--- START RECORDS TO USE ---

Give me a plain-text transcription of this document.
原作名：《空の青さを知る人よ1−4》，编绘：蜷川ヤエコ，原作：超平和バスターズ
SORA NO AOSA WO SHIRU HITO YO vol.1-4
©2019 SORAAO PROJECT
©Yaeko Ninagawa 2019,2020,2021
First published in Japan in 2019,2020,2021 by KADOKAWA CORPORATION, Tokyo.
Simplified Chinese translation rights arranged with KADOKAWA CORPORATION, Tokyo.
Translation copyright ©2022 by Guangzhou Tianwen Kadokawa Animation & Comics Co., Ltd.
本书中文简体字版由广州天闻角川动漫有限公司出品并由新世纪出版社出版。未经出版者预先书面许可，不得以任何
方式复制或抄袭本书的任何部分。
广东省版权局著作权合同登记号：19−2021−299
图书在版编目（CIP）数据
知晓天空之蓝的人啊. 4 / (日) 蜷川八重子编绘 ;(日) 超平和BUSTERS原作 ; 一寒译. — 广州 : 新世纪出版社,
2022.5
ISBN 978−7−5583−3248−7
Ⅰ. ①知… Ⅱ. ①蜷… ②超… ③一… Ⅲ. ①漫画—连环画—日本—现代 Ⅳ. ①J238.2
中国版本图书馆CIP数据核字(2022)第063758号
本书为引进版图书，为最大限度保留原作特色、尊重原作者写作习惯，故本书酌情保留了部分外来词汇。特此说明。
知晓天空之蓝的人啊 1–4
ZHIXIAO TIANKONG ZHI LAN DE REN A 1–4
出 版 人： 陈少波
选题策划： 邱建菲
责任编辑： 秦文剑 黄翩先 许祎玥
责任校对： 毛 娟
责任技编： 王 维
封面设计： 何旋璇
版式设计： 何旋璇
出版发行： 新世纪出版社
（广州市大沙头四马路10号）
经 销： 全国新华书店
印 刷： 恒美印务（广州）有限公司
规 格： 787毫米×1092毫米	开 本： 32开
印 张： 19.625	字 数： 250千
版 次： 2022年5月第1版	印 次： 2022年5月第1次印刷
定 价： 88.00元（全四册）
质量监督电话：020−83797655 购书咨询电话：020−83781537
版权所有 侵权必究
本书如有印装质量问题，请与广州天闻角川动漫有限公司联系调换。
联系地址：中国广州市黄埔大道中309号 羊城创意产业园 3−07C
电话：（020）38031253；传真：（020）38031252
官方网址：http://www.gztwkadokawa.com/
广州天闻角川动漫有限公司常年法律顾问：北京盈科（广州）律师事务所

--- END RECORDS TO USE ---

Make an exact copy of every entry.

| OUTPUT |
Give me a plain-text transcription of this document.
原作名：《空の青さを知る人よ1−4》，编绘：蜷川ヤエコ，原作：超平和バスターズ
SORA NO AOSA WO SHIRU HITO YO vol.1-4
©2019 SORAAO PROJECT
©Yaeko Ninagawa 2019,2020,2021
First published in Japan in 2019,2020,2021 by KADOKAWA CORPORATION, Tokyo.
Simplified Chinese translation rights arranged with KADOKAWA CORPORATION, Tokyo.
Translation copyright ©2022 by Guangzhou Tianwen Kadokawa Animation & Comics Co., Ltd.
本书中文简体字版由广州天闻角川动漫有限公司出品并由新世纪出版社出版。未经出版者预先书面许可，不得以任何
方式复制或抄袭本书的任何部分。
广东省版权局著作权合同登记号：19−2021−299
图书在版编目（CIP）数据
知晓天空之蓝的人啊. 4 / (日) 蜷川八重子编绘 ;(日) 超平和BUSTERS原作 ; 一寒译. — 广州 : 新世纪出版社,
2022.5
ISBN 978−7−5583−3248−7
Ⅰ. ①知… Ⅱ. ①蜷… ②超… ③一… Ⅲ. ①漫画—连环画—日本—现代 Ⅳ. ①J238.2
中国版本图书馆CIP数据核字(2022)第063758号
本书为引进版图书，为最大限度保留原作特色、尊重原作者写作习惯，故本书酌情保留了部分外来词汇。特此说明。
知晓天空之蓝的人啊 1–4
ZHIXIAO TIANKONG ZHI LAN DE REN A 1–4
出 版 人： 陈少波
选题策划： 邱建菲
责任编辑： 秦文剑 黄翩先 许祎玥
责任校对： 毛 娟
责任技编： 王 维
封面设计： 何旋璇
版式设计： 何旋璇
出版发行： 新世纪出版社
（广州市大沙头四马路10号）
经 销： 全国新华书店
印 刷： 恒美印务（广州）有限公司
规 格： 787毫米×1092毫米	开 本： 32开
印 张： 19.625	字 数： 250千
版 次： 2022年5月第1版	印 次： 2022年5月第1次印刷
定 价： 88.00元（全四册）
质量监督电话：020−83797655 购书咨询电话：020−83781537
版权所有 侵权必究
本书如有印装质量问题，请与广州天闻角川动漫有限公司联系调换。
联系地址：中国广州市黄埔大道中309号 羊城创意产业园 3−07C
电话：（020）38031253；传真：（020）38031252
官方网址：http://www.gztwkadokawa.com/
广州天闻角川动漫有限公司常年法律顾问：北京盈科（广州）律师事务所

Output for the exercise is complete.